SHORT TASK »
Return the entries below in their exact form, leaving the pictures out.

Extracted records »
● ● ● ● ●
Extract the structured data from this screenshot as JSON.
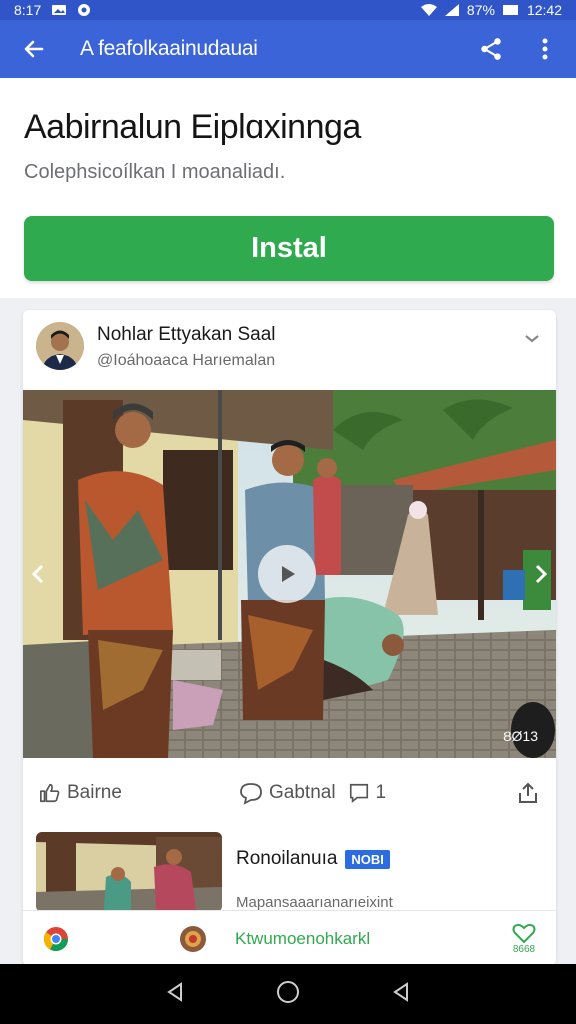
{
  "status": {
    "time_left": "8:17",
    "battery": "87%",
    "time_right": "12:42"
  },
  "appbar": {
    "title": "A feafolkaainudauai"
  },
  "header": {
    "title": "Aabirnalun Eiplɑxinnga",
    "subtitle": "Colephsicoílkan I moanaliadı.",
    "install_label": "Instal"
  },
  "post": {
    "author": "Nohlar Ettyakan Saal",
    "handle": "@Ioáhoaaca Harıemalan",
    "watermark": "ȢØ13",
    "actions": {
      "like": "Bairne",
      "comment": "Gabtnal",
      "comment_count": "1"
    }
  },
  "related": {
    "title": "Ronoilanuıa",
    "badge": "NOBI",
    "subtitle": "Mapansaaarıanarıeixint"
  },
  "bottombar": {
    "link": "Ktwumoenohkarkl",
    "heart_label": "8668"
  },
  "colors": {
    "appbar": "#3a64d8",
    "install": "#2faa4e",
    "badge": "#2d6be0"
  }
}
● ● ● ● ●
EXERCISE ANSWER »
Extract the structured data from this screenshot as JSON.
{
  "status": {
    "time_left": "8:17",
    "battery": "87%",
    "time_right": "12:42"
  },
  "appbar": {
    "title": "A feafolkaainudauai"
  },
  "header": {
    "title": "Aabirnalun Eiplɑxinnga",
    "subtitle": "Colephsicoílkan I moanaliadı.",
    "install_label": "Instal"
  },
  "post": {
    "author": "Nohlar Ettyakan Saal",
    "handle": "@Ioáhoaaca Harıemalan",
    "watermark": "ȢØ13",
    "actions": {
      "like": "Bairne",
      "comment": "Gabtnal",
      "comment_count": "1"
    }
  },
  "related": {
    "title": "Ronoilanuıa",
    "badge": "NOBI",
    "subtitle": "Mapansaaarıanarıeixint"
  },
  "bottombar": {
    "link": "Ktwumoenohkarkl",
    "heart_label": "8668"
  },
  "colors": {
    "appbar": "#3a64d8",
    "install": "#2faa4e",
    "badge": "#2d6be0"
  }
}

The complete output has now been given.